#### Problem to solve:
Retype all material exactly. Pictures stay out of the copy.

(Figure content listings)
____
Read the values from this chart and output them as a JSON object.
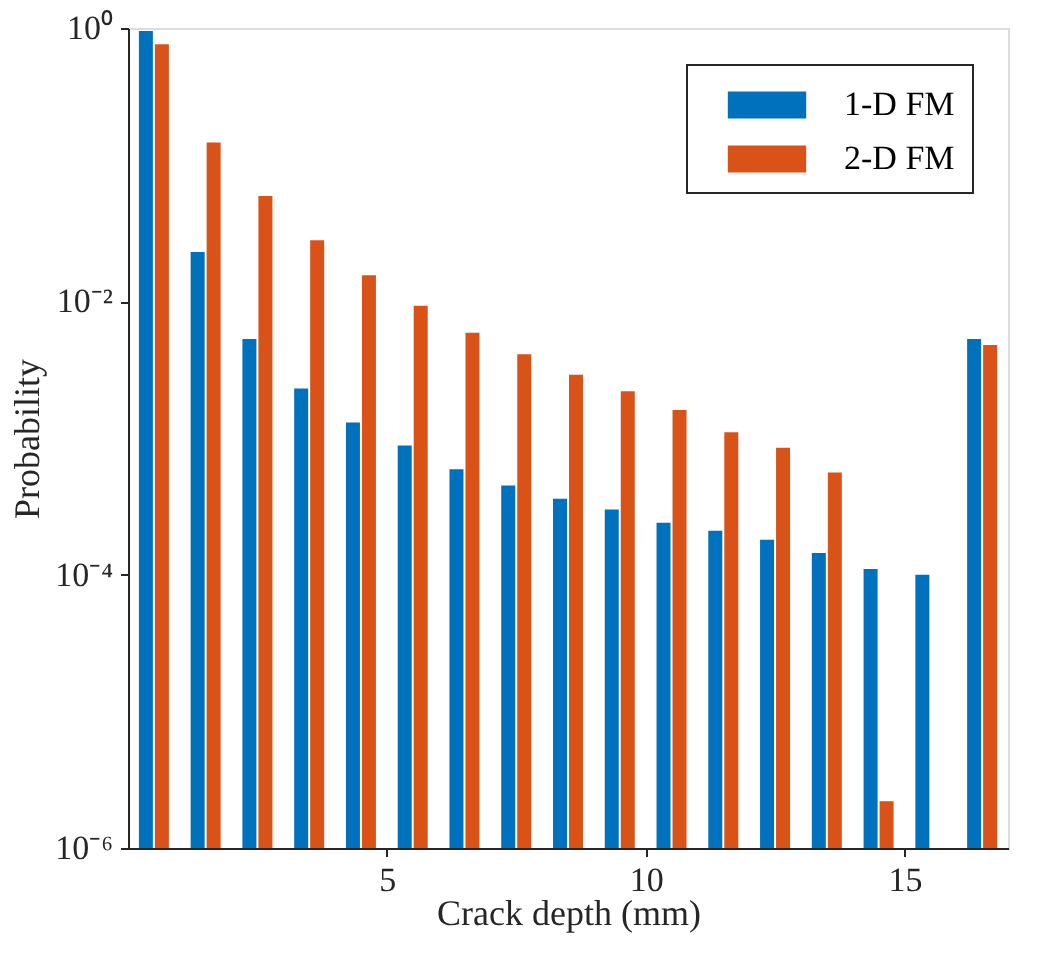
{
  "chart_data": {
    "type": "bar",
    "xlabel": "Crack depth (mm)",
    "ylabel": "Probability",
    "x": [
      0.5,
      1.5,
      2.5,
      3.5,
      4.5,
      5.5,
      6.5,
      7.5,
      8.5,
      9.5,
      10.5,
      11.5,
      12.5,
      13.5,
      14.5,
      15.5,
      16.5
    ],
    "series": [
      {
        "name": "1-D FM",
        "color": "#0072bd",
        "values": [
          0.95,
          0.023,
          0.0053,
          0.0023,
          0.0013,
          0.00088,
          0.00059,
          0.00045,
          0.00036,
          0.0003,
          0.00024,
          0.00021,
          0.00018,
          0.000144,
          0.00011,
          0.0001,
          0.0053
        ]
      },
      {
        "name": "2-D FM",
        "color": "#d95319",
        "values": [
          0.76,
          0.145,
          0.059,
          0.028,
          0.0155,
          0.0093,
          0.0059,
          0.0041,
          0.0029,
          0.0022,
          0.0016,
          0.0011,
          0.00085,
          0.00056,
          2.2e-06,
          null,
          0.0048
        ]
      }
    ],
    "xlim": [
      0,
      17
    ],
    "xticks": [
      5,
      10,
      15
    ],
    "ylim": [
      1e-06,
      1
    ],
    "yticks": [
      {
        "value": 1e-06,
        "label": "10⁻⁶"
      },
      {
        "value": 0.0001,
        "label": "10⁻⁴"
      },
      {
        "value": 0.01,
        "label": "10⁻²"
      },
      {
        "value": 1,
        "label": "10⁰"
      }
    ],
    "log": true,
    "grid": false,
    "legend": "top right"
  }
}
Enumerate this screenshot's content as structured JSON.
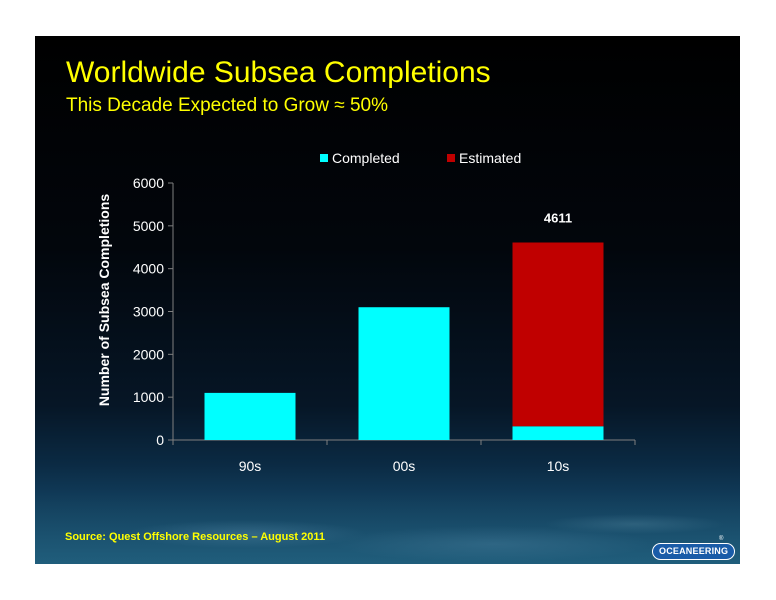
____
#### Written solution:
Read the values from this chart and output them as a JSON object.
{
  "chart_data": {
    "type": "bar",
    "xlabel": "Crack depth (mm)",
    "ylabel": "Probability",
    "x": [
      0.5,
      1.5,
      2.5,
      3.5,
      4.5,
      5.5,
      6.5,
      7.5,
      8.5,
      9.5,
      10.5,
      11.5,
      12.5,
      13.5,
      14.5,
      15.5,
      16.5
    ],
    "series": [
      {
        "name": "1-D FM",
        "color": "#0072bd",
        "values": [
          0.95,
          0.023,
          0.0053,
          0.0023,
          0.0013,
          0.00088,
          0.00059,
          0.00045,
          0.00036,
          0.0003,
          0.00024,
          0.00021,
          0.00018,
          0.000144,
          0.00011,
          0.0001,
          0.0053
        ]
      },
      {
        "name": "2-D FM",
        "color": "#d95319",
        "values": [
          0.76,
          0.145,
          0.059,
          0.028,
          0.0155,
          0.0093,
          0.0059,
          0.0041,
          0.0029,
          0.0022,
          0.0016,
          0.0011,
          0.00085,
          0.00056,
          2.2e-06,
          null,
          0.0048
        ]
      }
    ],
    "xlim": [
      0,
      17
    ],
    "xticks": [
      5,
      10,
      15
    ],
    "ylim": [
      1e-06,
      1
    ],
    "yticks": [
      {
        "value": 1e-06,
        "label": "10⁻⁶"
      },
      {
        "value": 0.0001,
        "label": "10⁻⁴"
      },
      {
        "value": 0.01,
        "label": "10⁻²"
      },
      {
        "value": 1,
        "label": "10⁰"
      }
    ],
    "log": true,
    "grid": false,
    "legend": "top right"
  }
}
Enumerate this screenshot's content as structured JSON.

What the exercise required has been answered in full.